Dataset entries on figures:
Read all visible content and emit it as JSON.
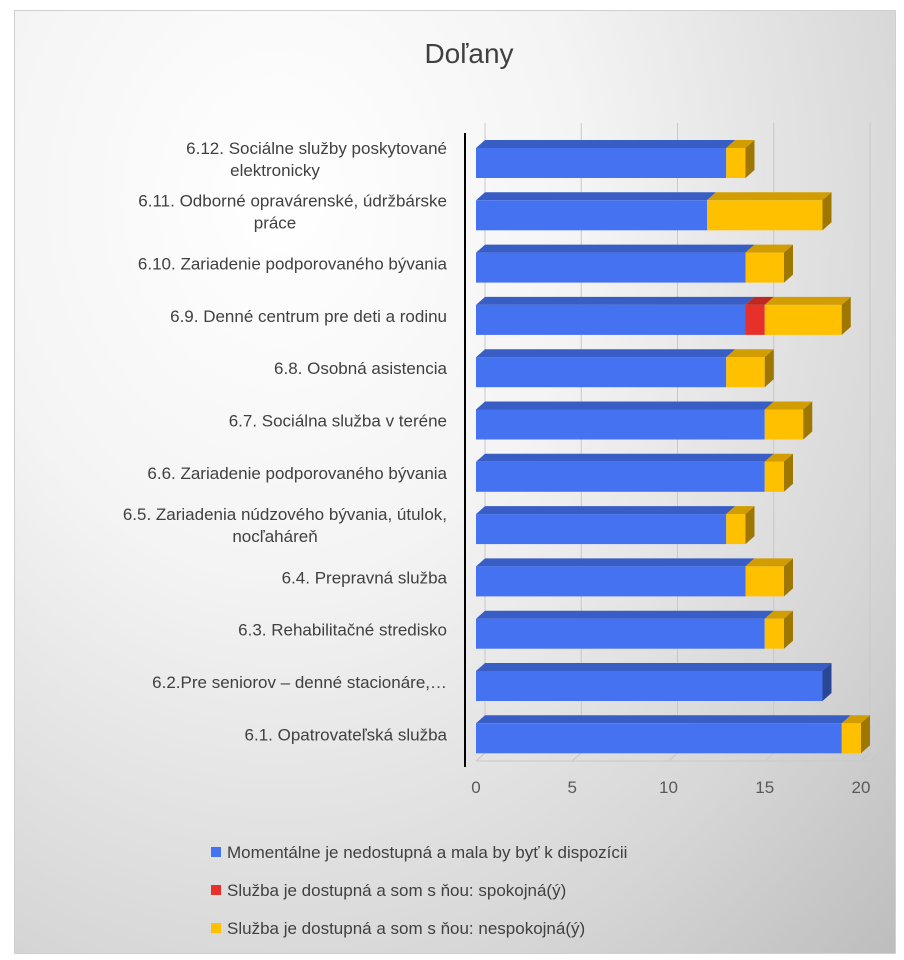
{
  "chart_data": {
    "type": "bar",
    "orientation": "horizontal",
    "stacked": true,
    "title": "Doľany",
    "categories": [
      [
        "6.12. Sociálne služby poskytované",
        "elektronicky"
      ],
      [
        "6.11. Odborné opravárenské, údržbárske",
        "práce"
      ],
      [
        "6.10. Zariadenie podporovaného bývania"
      ],
      [
        "6.9. Denné centrum pre deti a rodinu"
      ],
      [
        "6.8. Osobná asistencia"
      ],
      [
        "6.7. Sociálna služba v teréne"
      ],
      [
        "6.6. Zariadenie podporovaného bývania"
      ],
      [
        "6.5. Zariadenia núdzového bývania, útulok,",
        "nocľaháreň"
      ],
      [
        "6.4. Prepravná služba"
      ],
      [
        "6.3. Rehabilitačné stredisko"
      ],
      [
        "6.2.Pre seniorov – denné stacionáre,…"
      ],
      [
        "6.1. Opatrovateľská služba"
      ]
    ],
    "series": [
      {
        "name": "Momentálne je nedostupná a mala by byť k dispozícii",
        "color": "#4472F0",
        "values": [
          13,
          12,
          14,
          14,
          13,
          15,
          15,
          13,
          14,
          15,
          18,
          19
        ]
      },
      {
        "name": "Služba je dostupná a som s ňou: spokojná(ý)",
        "color": "#E8302A",
        "values": [
          0,
          0,
          0,
          1,
          0,
          0,
          0,
          0,
          0,
          0,
          0,
          0
        ]
      },
      {
        "name": "Služba je dostupná a som s ňou: nespokojná(ý)",
        "color": "#FFC000",
        "values": [
          1,
          6,
          2,
          4,
          2,
          2,
          1,
          1,
          2,
          1,
          0,
          1
        ]
      }
    ],
    "xlim": [
      0,
      20
    ],
    "ticks": [
      0,
      5,
      10,
      15,
      20
    ],
    "grid": true,
    "legend_position": "bottom"
  }
}
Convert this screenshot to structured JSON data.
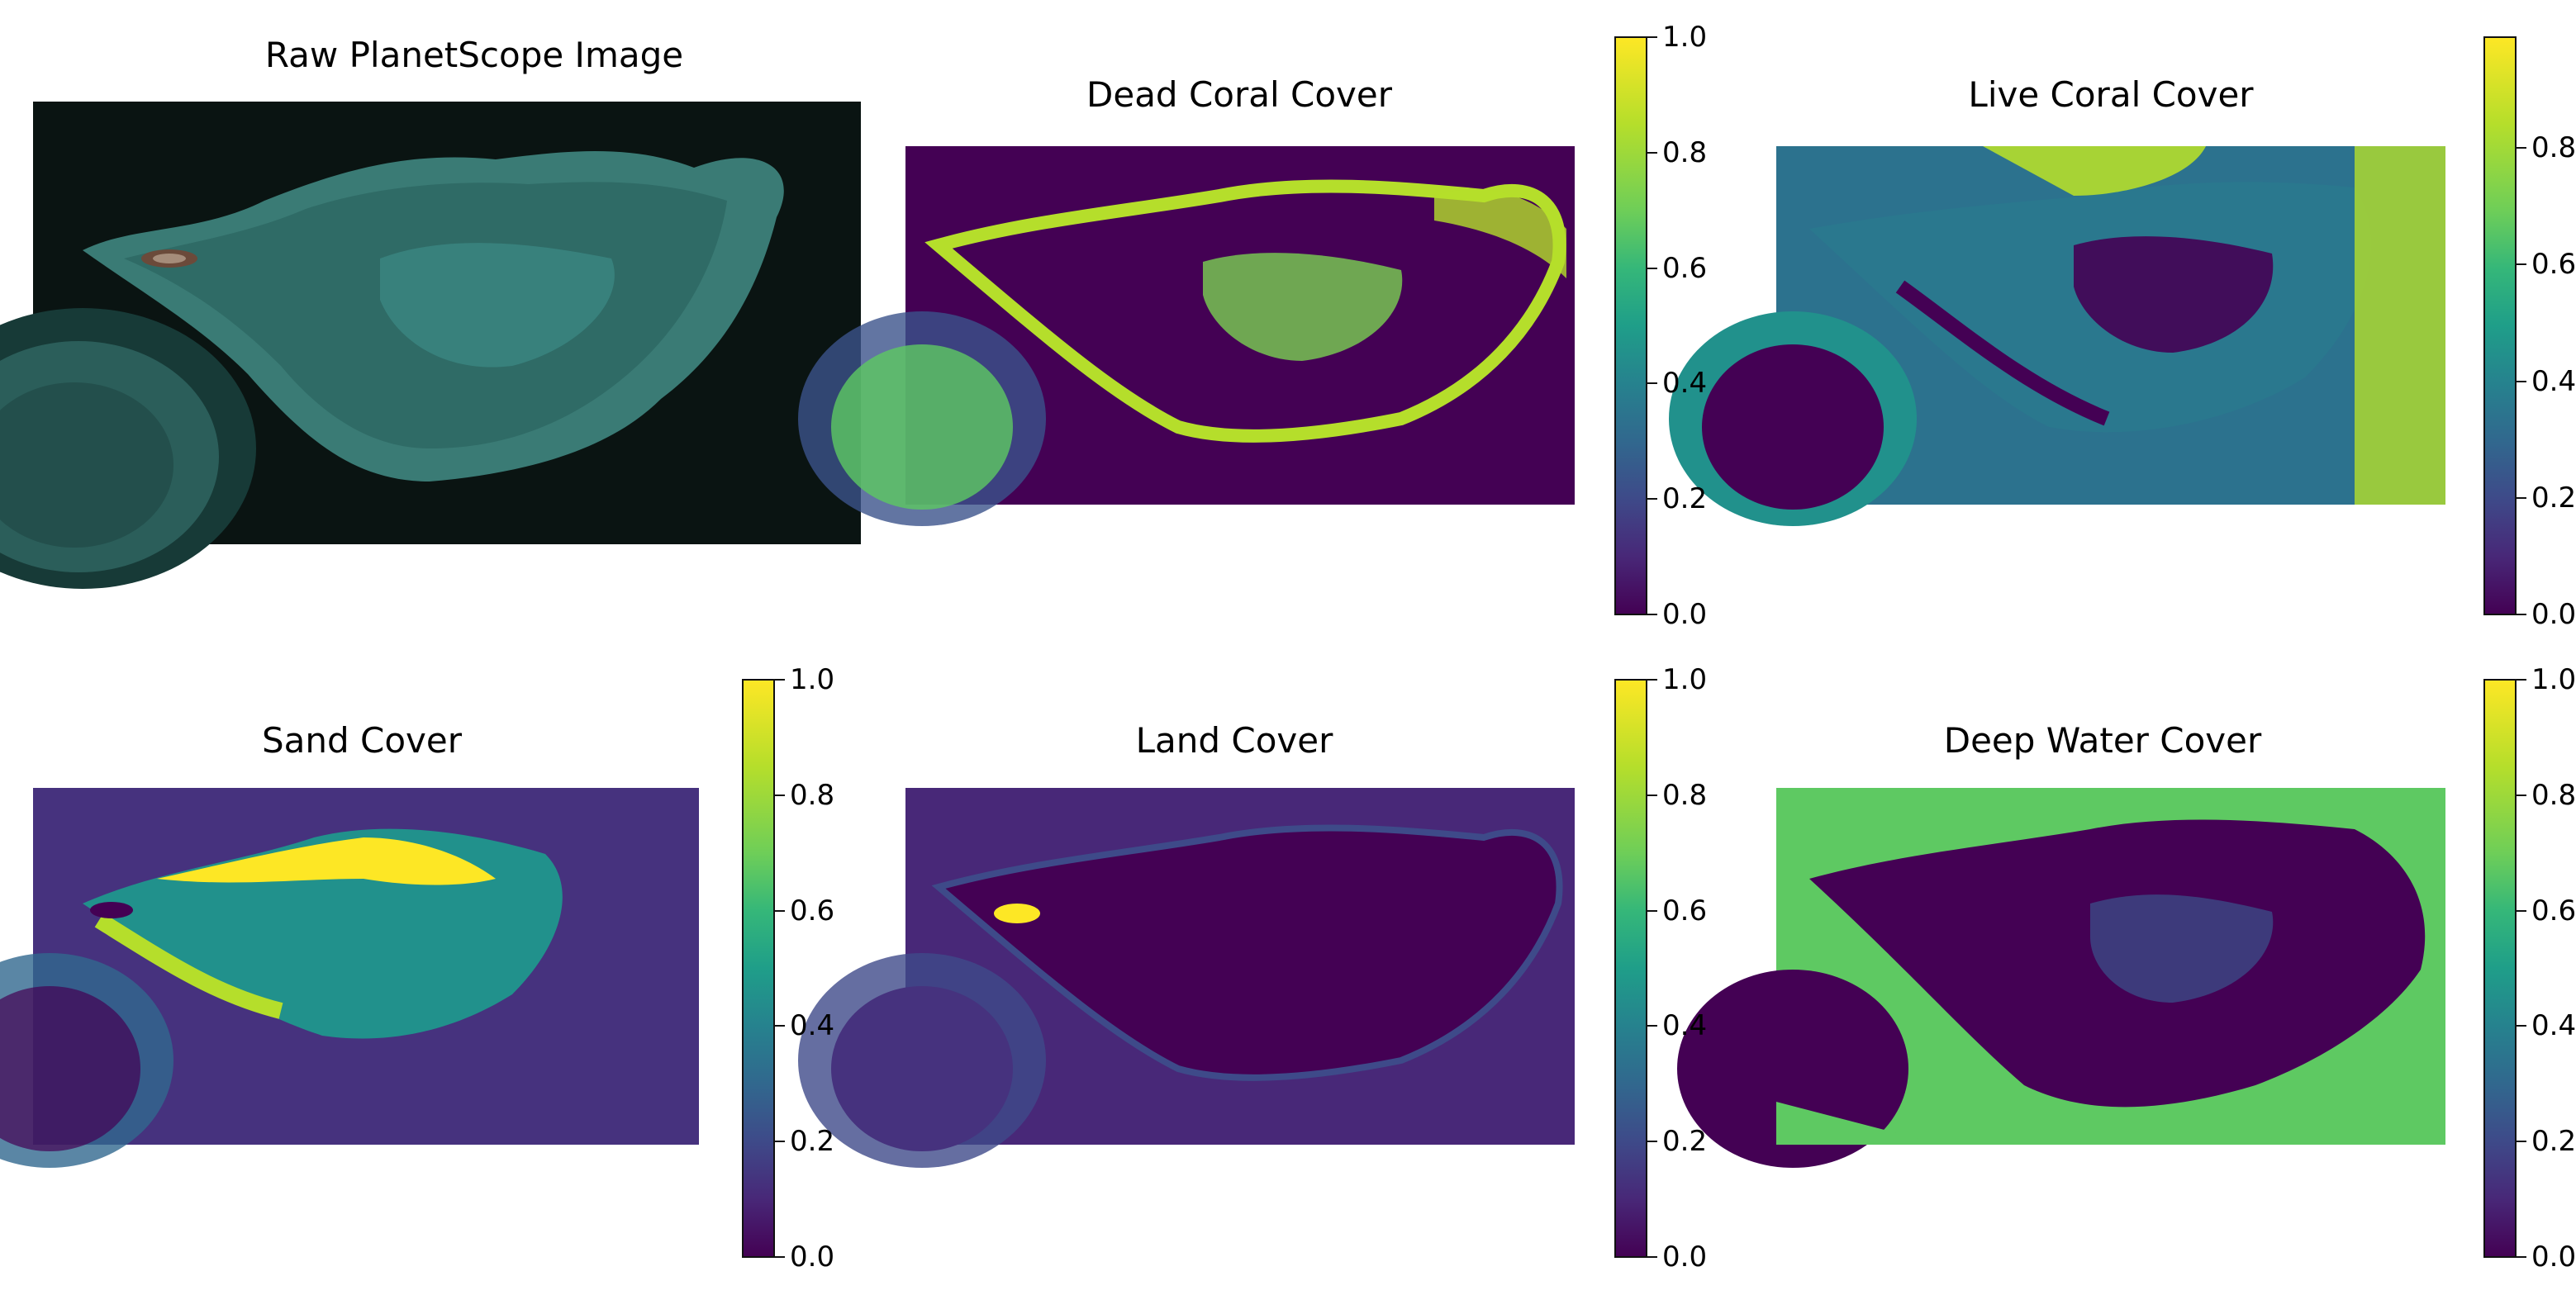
{
  "colors": {
    "viridis_low": "#440154",
    "viridis_mid": "#21918c",
    "viridis_high": "#fde725",
    "rgb_water": "#0a1412",
    "rgb_reef": "#2f6b66",
    "rgb_island": "#6b4a3a"
  },
  "panels": [
    {
      "id": "raw",
      "title": "Raw PlanetScope Image",
      "kind": "rgb"
    },
    {
      "id": "dead-coral",
      "title": "Dead Coral Cover",
      "kind": "map",
      "colorbar": {
        "ticks": [
          "0.0",
          "0.2",
          "0.4",
          "0.6",
          "0.8",
          "1.0"
        ]
      }
    },
    {
      "id": "live-coral",
      "title": "Live Coral Cover",
      "kind": "map",
      "colorbar": {
        "ticks": [
          "0.0",
          "0.2",
          "0.4",
          "0.6",
          "0.8"
        ]
      }
    },
    {
      "id": "sand",
      "title": "Sand Cover",
      "kind": "map",
      "colorbar": {
        "ticks": [
          "0.0",
          "0.2",
          "0.4",
          "0.6",
          "0.8",
          "1.0"
        ]
      }
    },
    {
      "id": "land",
      "title": "Land Cover",
      "kind": "map",
      "colorbar": {
        "ticks": [
          "0.0",
          "0.2",
          "0.4",
          "0.6",
          "0.8",
          "1.0"
        ]
      }
    },
    {
      "id": "deep-water",
      "title": "Deep Water Cover",
      "kind": "map",
      "colorbar": {
        "ticks": [
          "0.0",
          "0.2",
          "0.4",
          "0.6",
          "0.8",
          "1.0"
        ]
      }
    }
  ]
}
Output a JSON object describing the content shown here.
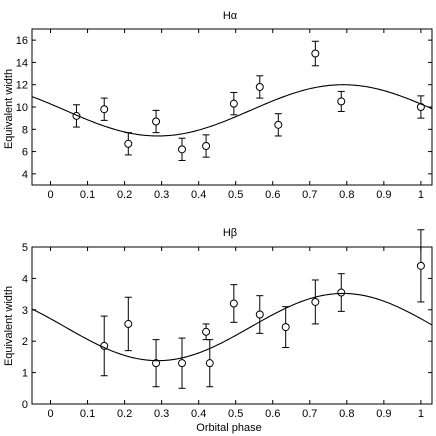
{
  "chart_data": [
    {
      "type": "scatter",
      "title": "Hα",
      "xlabel": "",
      "ylabel": "Equivalent width",
      "xlim": [
        -0.05,
        1.03
      ],
      "ylim": [
        3,
        17
      ],
      "xticks": [
        "0",
        "0.1",
        "0.2",
        "0.3",
        "0.4",
        "0.5",
        "0.6",
        "0.7",
        "0.8",
        "0.9",
        "1"
      ],
      "yticks": [
        "4",
        "6",
        "8",
        "10",
        "12",
        "14",
        "16"
      ],
      "grid": false,
      "points": {
        "x": [
          0.07,
          0.145,
          0.21,
          0.285,
          0.355,
          0.42,
          0.495,
          0.565,
          0.615,
          0.715,
          0.785,
          1.0
        ],
        "y": [
          9.2,
          9.8,
          6.7,
          8.7,
          6.2,
          6.5,
          10.3,
          11.8,
          8.4,
          14.8,
          10.5,
          10.0
        ],
        "yerr": [
          1.0,
          1.0,
          1.0,
          1.0,
          1.0,
          1.0,
          1.0,
          1.0,
          1.0,
          1.1,
          0.9,
          1.0
        ]
      },
      "fit": {
        "offset": 9.7,
        "amplitude": 2.3,
        "phase_of_max": 0.79
      }
    },
    {
      "type": "scatter",
      "title": "Hβ",
      "xlabel": "Orbital phase",
      "ylabel": "Equivalent width",
      "xlim": [
        -0.05,
        1.03
      ],
      "ylim": [
        0,
        5
      ],
      "xticks": [
        "0",
        "0.1",
        "0.2",
        "0.3",
        "0.4",
        "0.5",
        "0.6",
        "0.7",
        "0.8",
        "0.9",
        "1"
      ],
      "yticks": [
        "0",
        "1",
        "2",
        "3",
        "4",
        "5"
      ],
      "grid": false,
      "points": {
        "x": [
          0.145,
          0.21,
          0.285,
          0.355,
          0.42,
          0.43,
          0.495,
          0.565,
          0.635,
          0.715,
          0.785,
          1.0
        ],
        "y": [
          1.85,
          2.55,
          1.3,
          1.3,
          2.3,
          1.3,
          3.2,
          2.85,
          2.45,
          3.25,
          3.55,
          4.4
        ],
        "yerr": [
          0.95,
          0.85,
          0.75,
          0.8,
          0.25,
          0.75,
          0.6,
          0.6,
          0.65,
          0.7,
          0.6,
          1.15
        ]
      },
      "fit": {
        "offset": 2.45,
        "amplitude": 1.07,
        "phase_of_max": 0.79
      }
    }
  ]
}
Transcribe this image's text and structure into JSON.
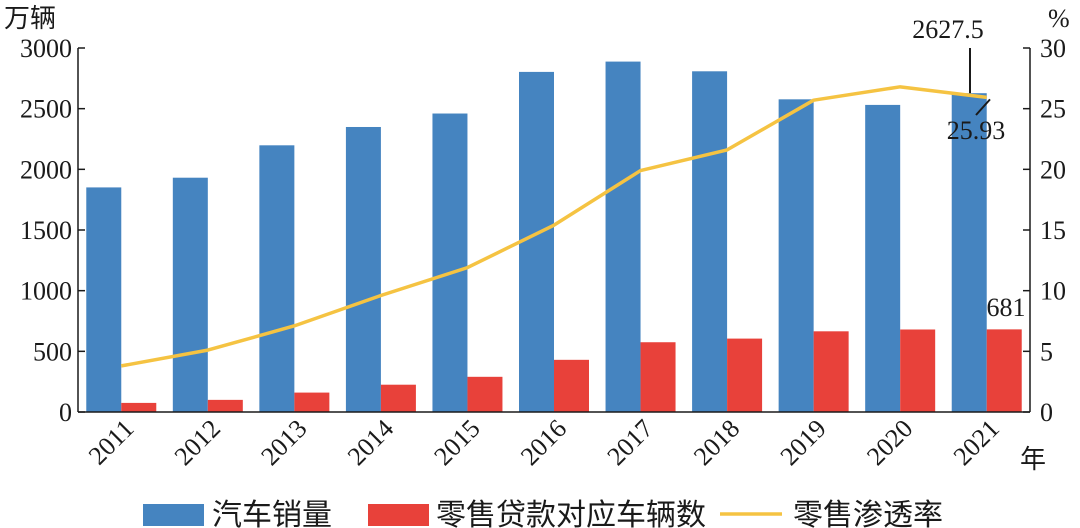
{
  "chart_data": {
    "type": "bar",
    "categories": [
      "2011",
      "2012",
      "2013",
      "2014",
      "2015",
      "2016",
      "2017",
      "2018",
      "2019",
      "2020",
      "2021"
    ],
    "series": [
      {
        "name": "汽车销量",
        "type": "bar",
        "axis": "left",
        "color": "#4584c0",
        "values": [
          1851,
          1931,
          2198,
          2349,
          2460,
          2803,
          2888,
          2808,
          2577,
          2531,
          2627.5
        ]
      },
      {
        "name": "零售贷款对应车辆数",
        "type": "bar",
        "axis": "left",
        "color": "#e8413a",
        "values": [
          75,
          100,
          160,
          225,
          290,
          430,
          575,
          605,
          665,
          680,
          681
        ]
      },
      {
        "name": "零售渗透率",
        "type": "line",
        "axis": "right",
        "color": "#f5c342",
        "values": [
          3.8,
          5.1,
          7.1,
          9.6,
          11.9,
          15.4,
          19.9,
          21.6,
          25.7,
          26.8,
          25.93
        ]
      }
    ],
    "y_left": {
      "unit": "万辆",
      "min": 0,
      "max": 3000,
      "ticks": [
        0,
        500,
        1000,
        1500,
        2000,
        2500,
        3000
      ]
    },
    "y_right": {
      "unit": "%",
      "min": 0,
      "max": 30,
      "ticks": [
        0,
        5,
        10,
        15,
        20,
        25,
        30
      ]
    },
    "x_unit": "年",
    "annotations": [
      {
        "text": "2627.5",
        "category": "2021",
        "series": "汽车销量"
      },
      {
        "text": "25.93",
        "category": "2021",
        "series": "零售渗透率"
      },
      {
        "text": "681",
        "category": "2021",
        "series": "零售贷款对应车辆数"
      }
    ],
    "legend": {
      "position": "bottom",
      "items": [
        {
          "label": "汽车销量",
          "color": "#4584c0",
          "kind": "box"
        },
        {
          "label": "零售贷款对应车辆数",
          "color": "#e8413a",
          "kind": "box"
        },
        {
          "label": "零售渗透率",
          "color": "#f5c342",
          "kind": "line"
        }
      ]
    },
    "grid": false
  }
}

* WHAT YOU HAVE TO DO
Pull out every line of the entries that includes the word "零售渗透率".

* TASK SOLUTION
        "name": "零售渗透率",
        "series": "零售渗透率"
          "label": "零售渗透率",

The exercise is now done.